What to work on: Pull out from the material below all lines with "screenshot".

::::::

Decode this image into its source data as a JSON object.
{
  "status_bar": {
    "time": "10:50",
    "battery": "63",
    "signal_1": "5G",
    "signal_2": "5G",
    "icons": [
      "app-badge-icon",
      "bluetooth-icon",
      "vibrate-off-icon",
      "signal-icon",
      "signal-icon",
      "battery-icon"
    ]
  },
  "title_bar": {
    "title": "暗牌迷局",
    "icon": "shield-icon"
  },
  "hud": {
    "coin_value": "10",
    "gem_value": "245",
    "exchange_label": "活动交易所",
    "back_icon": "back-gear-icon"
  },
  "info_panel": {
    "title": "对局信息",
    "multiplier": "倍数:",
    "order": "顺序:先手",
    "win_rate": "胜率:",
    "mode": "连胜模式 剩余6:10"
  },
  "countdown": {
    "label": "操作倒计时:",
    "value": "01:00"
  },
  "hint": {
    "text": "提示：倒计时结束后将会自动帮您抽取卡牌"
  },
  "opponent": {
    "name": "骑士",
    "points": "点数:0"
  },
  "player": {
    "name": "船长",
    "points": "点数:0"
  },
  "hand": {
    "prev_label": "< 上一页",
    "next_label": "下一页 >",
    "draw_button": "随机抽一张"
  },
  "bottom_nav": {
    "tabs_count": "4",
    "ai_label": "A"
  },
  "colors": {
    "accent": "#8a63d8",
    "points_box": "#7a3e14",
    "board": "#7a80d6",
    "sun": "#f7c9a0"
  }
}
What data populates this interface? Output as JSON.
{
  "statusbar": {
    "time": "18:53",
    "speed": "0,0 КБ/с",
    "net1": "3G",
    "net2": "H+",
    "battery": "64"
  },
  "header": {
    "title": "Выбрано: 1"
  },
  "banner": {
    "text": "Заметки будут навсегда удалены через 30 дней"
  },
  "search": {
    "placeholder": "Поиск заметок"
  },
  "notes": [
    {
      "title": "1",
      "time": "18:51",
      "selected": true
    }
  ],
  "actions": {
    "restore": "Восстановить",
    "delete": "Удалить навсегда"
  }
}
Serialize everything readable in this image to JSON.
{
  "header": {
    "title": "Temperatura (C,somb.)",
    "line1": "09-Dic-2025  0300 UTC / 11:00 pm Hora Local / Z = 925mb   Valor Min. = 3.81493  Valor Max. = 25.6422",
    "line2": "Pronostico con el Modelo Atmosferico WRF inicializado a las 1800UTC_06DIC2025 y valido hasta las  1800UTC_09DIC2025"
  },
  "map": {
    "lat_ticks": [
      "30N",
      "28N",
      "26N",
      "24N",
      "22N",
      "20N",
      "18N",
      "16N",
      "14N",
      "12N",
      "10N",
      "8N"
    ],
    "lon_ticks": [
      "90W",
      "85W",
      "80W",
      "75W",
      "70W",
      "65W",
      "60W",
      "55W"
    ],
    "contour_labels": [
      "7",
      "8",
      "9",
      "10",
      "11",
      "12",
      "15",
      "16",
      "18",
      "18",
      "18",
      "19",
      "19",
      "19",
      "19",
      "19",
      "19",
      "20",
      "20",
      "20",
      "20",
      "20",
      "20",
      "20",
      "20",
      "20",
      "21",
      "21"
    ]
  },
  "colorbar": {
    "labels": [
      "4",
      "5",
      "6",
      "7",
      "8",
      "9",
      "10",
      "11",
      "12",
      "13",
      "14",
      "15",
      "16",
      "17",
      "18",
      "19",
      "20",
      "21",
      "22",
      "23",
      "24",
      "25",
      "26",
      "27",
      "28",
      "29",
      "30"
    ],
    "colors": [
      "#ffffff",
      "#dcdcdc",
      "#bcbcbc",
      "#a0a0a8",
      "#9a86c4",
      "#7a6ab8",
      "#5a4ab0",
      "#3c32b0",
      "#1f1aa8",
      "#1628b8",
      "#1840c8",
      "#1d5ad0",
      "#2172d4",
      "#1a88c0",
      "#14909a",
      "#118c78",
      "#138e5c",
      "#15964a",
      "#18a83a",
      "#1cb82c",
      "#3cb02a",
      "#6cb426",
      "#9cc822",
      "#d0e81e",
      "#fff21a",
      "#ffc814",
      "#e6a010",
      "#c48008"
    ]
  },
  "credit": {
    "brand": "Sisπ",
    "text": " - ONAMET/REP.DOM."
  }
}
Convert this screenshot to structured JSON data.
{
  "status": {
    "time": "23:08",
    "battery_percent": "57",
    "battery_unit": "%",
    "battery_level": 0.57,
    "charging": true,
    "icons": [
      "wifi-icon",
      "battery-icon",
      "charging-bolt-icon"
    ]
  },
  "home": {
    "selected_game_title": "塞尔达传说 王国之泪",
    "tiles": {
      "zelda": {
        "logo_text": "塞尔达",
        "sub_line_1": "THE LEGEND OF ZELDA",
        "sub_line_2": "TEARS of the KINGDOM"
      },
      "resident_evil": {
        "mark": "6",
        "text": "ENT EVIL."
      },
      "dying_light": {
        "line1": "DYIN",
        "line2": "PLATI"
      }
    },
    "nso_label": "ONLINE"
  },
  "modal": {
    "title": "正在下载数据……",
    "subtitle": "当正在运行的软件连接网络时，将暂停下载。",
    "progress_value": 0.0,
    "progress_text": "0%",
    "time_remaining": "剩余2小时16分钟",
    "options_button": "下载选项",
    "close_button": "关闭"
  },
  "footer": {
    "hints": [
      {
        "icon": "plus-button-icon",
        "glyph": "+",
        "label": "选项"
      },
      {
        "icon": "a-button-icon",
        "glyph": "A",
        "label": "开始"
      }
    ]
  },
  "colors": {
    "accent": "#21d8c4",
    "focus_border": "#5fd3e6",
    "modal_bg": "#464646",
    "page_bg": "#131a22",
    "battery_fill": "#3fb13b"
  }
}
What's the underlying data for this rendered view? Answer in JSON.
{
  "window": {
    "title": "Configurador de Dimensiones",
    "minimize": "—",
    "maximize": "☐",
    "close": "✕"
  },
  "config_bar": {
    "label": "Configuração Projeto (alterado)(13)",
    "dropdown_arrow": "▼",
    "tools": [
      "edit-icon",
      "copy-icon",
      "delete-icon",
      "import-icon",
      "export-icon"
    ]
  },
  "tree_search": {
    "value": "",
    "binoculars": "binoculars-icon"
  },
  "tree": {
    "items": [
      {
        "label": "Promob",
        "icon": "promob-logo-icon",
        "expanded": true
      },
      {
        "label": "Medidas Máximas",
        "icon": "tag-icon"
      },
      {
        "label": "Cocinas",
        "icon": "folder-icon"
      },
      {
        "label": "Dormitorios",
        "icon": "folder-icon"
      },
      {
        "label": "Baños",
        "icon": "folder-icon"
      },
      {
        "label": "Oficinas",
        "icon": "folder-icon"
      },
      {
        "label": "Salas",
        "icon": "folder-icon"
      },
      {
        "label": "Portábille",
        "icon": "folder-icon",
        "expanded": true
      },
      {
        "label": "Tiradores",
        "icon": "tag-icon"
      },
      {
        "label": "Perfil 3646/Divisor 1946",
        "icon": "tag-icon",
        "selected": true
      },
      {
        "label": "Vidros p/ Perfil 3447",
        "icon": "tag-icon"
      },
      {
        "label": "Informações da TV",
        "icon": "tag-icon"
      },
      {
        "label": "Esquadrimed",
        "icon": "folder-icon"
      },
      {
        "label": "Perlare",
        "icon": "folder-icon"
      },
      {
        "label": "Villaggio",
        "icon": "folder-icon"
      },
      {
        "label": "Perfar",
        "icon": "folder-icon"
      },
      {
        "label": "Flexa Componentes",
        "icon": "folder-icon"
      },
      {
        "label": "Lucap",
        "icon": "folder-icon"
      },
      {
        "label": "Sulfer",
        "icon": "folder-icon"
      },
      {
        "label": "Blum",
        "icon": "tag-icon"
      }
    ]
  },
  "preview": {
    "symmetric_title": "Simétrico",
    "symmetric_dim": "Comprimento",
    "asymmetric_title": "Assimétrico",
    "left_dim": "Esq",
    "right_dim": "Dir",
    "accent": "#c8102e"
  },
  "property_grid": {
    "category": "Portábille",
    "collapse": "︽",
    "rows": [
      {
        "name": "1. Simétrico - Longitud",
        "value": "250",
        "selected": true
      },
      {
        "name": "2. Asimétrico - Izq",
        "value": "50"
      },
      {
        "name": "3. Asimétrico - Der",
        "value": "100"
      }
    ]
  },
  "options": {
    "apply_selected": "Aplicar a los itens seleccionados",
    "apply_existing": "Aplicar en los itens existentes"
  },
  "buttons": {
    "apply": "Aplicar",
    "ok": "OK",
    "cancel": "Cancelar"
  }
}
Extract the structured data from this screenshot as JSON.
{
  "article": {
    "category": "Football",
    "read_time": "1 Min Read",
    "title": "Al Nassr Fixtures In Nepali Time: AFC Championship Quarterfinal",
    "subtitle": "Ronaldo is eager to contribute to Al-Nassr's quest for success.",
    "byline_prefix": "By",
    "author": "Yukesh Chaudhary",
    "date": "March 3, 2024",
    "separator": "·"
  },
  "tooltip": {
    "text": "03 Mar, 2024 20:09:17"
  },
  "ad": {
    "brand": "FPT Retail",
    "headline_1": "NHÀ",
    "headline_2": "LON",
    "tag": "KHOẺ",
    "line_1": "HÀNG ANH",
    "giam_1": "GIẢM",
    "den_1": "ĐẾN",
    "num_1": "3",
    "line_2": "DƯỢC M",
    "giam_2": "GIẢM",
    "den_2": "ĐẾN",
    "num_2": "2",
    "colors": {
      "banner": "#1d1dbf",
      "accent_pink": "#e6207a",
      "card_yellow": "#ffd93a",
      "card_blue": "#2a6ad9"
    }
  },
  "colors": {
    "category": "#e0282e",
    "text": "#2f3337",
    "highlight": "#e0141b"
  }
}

::::::

Response to the exercise:
Convert this screenshot to structured JSON data.
Extract the structured data from this screenshot as JSON.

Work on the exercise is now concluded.